▶ [ATTIVITÀ DA SVOLGERE]
1. Nell'articolo sulla lettera aperta del Forum del Libro, perché in Italia l'Iva sui libri elettronici è al 21 % mentre quella sui libri stampati è agevolata al 4 %? Rispondi in una o due frasi.
2. Riprendi l'articolo sulla lettera aperta del Forum del Libro e proseguilo dal punto in cui si ferma.

▶ [DOCUMENTO]
==*==
Nella fattispecie, si è trattato di una risposta al Presidente dell’Associazione Italiana Editori (nonché di Confindustria Cultura) Marco Polillo, ma… procediamo con ordine.
Nello scorso febbraio, il Forum del Libro presentò ai candidati parlamentari una lettera aperta dal titolo “Un voto per promuovere la lettura”, con la quale si chiedeva più attenzione da parte della classe politica “al libro, alla lettura e ai loro luoghi, dalle biblioteche alle librerie, dalla scuola all’università e agli enti di ricerca”: in particolare, i più di 6mila firmatari (ad oggi) propongono 5 “punti” programmatici, definiti “semplici ma importanti, che non hanno carattere di parte ma interessano tutti gli italiani”, da usare come ossatura per una legge organica ed efficace, volta a contrastare il drammatico effetto dei tagli alla cultura, scuola e ricerca messi in atto dai governi recenti (e nemmeno tanto recenti).
Sintetizziamo allora questi cinque punti:
– Scuola: istituzione e riconoscimento come parte qualificante della formazione le biblioteche scolastiche, con l’introduzione in organico di un bibliotecario professionista; realizzazione annuale, da parte del Miur, di un “piano nazionale per la lettura”, valorizzando le migliori pratiche sul territorio e stimolando l’introduzione di attività di lettura nell’offerta formativa;
– Biblioteche: abrogazione dell’art. 19 del decreto n. 95 del 2012 cosiddetto “spending review 2” (ovvero: mantenere nelle cosiddette “funzioni fondamentali dei comuni” le attività e i servizi culturali); modifica dell’art. 15 della legge sul diritto d’autore, per rendere gratuite le letture pubbliche nelle biblioteche (si ricordi che il testo recita che “non è considerata pubblica la esecuzione, rappresentazione o recitazione dell’opera” esclusivamente “entro la cerchia ordinaria della famiglia, del convitto, della scuola o dell’istituto di ricovero, purché non effettuata a scopo di lucro”: da non crederci, ma così è e d’altronde abbiamo ancora a che fare, in Italia, con una legge sul diritto d’autore la cui radice risale al 1941);
– Librerie: riconoscimento delle librerie “di qualità”, con agevolazioni fiscali e per la locazione delle sedi;
– Digitale: concedere ai libri elettronici il pieno riconoscimento nel novero dei “prodotti culturali”, con le agevolazioni fiscali conseguenti; si ricordi che in Italia l’Iva è ancora al 21 %, mentre è agevolata al 4 % per i libri stampati, un vero paradosso! (l’ebook è considerato un “servizio” piuttosto che un “prodotto”); da segnalare che, nelle stesse ore, Giovanni Legnini, Sottosegretario alla Presidenza del Consiglio, in audizione di fronte alla Commissione Cultura della Camera, ribadiva l’intendimento del Governo per l’equiparazione; garanzia di libera disponibilità in formato digitale dei prodotti della ricerca finanziata per oltre il 60 % da denaro pubblico; avviamento di un progetto nazionale di digitalizzazione dei prodotti fuori commercio o liberi da diritti;
– Coordinamento delle politiche pubbliche, statali, regionali e locali, in un “Piano Nazionale della Lettura”, da aggiornare annualmente; evoluzione del Centro del Libro e della Lettura, da dotare di maggiore autonomia e di strumenti normativi e finanziari adeguati, anche nell’ottica di un’adeguata formazione degli operatori.
==*==
(Dati di origine)
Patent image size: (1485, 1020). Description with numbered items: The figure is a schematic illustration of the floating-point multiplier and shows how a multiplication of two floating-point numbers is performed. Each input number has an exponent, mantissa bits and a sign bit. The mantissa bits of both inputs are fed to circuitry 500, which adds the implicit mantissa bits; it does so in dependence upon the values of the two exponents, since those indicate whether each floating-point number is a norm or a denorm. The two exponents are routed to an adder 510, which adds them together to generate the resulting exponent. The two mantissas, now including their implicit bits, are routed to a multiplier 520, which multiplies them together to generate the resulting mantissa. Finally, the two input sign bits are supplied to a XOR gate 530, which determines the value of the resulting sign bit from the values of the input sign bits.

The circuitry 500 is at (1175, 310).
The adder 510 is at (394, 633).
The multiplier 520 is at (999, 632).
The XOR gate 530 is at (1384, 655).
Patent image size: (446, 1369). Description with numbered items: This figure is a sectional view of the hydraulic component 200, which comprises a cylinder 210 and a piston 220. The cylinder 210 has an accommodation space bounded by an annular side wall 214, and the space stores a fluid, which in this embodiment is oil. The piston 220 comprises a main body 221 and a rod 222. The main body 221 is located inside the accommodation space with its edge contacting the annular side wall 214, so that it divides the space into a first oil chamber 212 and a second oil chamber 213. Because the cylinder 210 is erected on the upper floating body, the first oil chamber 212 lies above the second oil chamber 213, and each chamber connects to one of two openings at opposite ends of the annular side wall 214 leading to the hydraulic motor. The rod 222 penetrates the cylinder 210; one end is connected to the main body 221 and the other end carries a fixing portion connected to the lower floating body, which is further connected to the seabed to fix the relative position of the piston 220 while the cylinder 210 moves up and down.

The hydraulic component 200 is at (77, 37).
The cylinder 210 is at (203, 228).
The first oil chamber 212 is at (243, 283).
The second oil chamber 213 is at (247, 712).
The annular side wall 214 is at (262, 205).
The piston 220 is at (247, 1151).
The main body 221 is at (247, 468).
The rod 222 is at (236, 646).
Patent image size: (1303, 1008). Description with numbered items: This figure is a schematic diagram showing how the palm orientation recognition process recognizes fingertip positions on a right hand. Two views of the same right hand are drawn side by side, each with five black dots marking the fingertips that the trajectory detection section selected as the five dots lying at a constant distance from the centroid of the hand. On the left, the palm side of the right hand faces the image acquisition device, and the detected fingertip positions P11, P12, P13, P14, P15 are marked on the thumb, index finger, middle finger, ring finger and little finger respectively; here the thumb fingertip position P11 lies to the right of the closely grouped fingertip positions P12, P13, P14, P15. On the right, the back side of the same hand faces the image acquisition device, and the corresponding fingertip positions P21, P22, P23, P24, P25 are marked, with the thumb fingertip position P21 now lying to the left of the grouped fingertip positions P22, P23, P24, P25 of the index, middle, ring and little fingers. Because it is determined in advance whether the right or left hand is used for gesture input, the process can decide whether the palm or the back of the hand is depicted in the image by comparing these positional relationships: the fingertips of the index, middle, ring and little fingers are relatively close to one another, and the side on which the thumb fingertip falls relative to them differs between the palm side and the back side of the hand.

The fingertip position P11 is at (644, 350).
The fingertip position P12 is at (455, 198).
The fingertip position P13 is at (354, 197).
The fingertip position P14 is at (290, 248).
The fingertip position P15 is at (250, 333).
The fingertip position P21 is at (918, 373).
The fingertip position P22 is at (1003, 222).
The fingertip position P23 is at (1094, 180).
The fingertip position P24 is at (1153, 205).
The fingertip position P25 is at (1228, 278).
==*==
▶ [ESERCIZI SVOLTI]
1. Perché l'ebook è considerato un "servizio" piuttosto che un "prodotto", e quindi non rientra nell'aliquota agevolata al 4 % riservata ai libri stampati.

2.
Dopo l’introduzione di Giovanni Solimine (Presidente del debole Centro per il Libro e la Lettura, istituito nel 2005 e mai realmente decollato), il Ministro Bray ha fatto il punto della situazione secondo la propria prospettiva: dalle sue parole, si evince che al Ministero dell’Università e della Ricerca sembrerebbero molto sensibili alla questione delle biblioteche scolastiche, e che discussioni sul tema si concretizzino addirittura anche in Consiglio dei Ministri.
Fin qui, tutti d’accordo. I problemi emergono quando invece si valutano l’introduzione delle lavagne elettroniche («quando ormai le generazioni native digitali sono abituate a lavorare sui tablet: siamo cronicamente in ritardo all’appuntamento con la tecnologia…»), o l’editoria scolastica («ormai quasi totalmente in mano a soggetti stranieri…»).
E’ sul quinto punto, però, che il Ministro concentra l’attenzione più critica, tanto pungente quanto calma: «l’innovazione e una totale riforma dell’Amministrazione sono urgenti al Mibac. Ad esempio, non si possono gestire più di 750 siti internet-vetrina, con un’interattività pari a zero, senza rimandi e collegamenti (…) Sulla questione finanziaria, siamo in una situazione paradossale e nota a tutti: non siamo in grado non solo di effettuare, ma nemmeno di programmare gli interventi necessari.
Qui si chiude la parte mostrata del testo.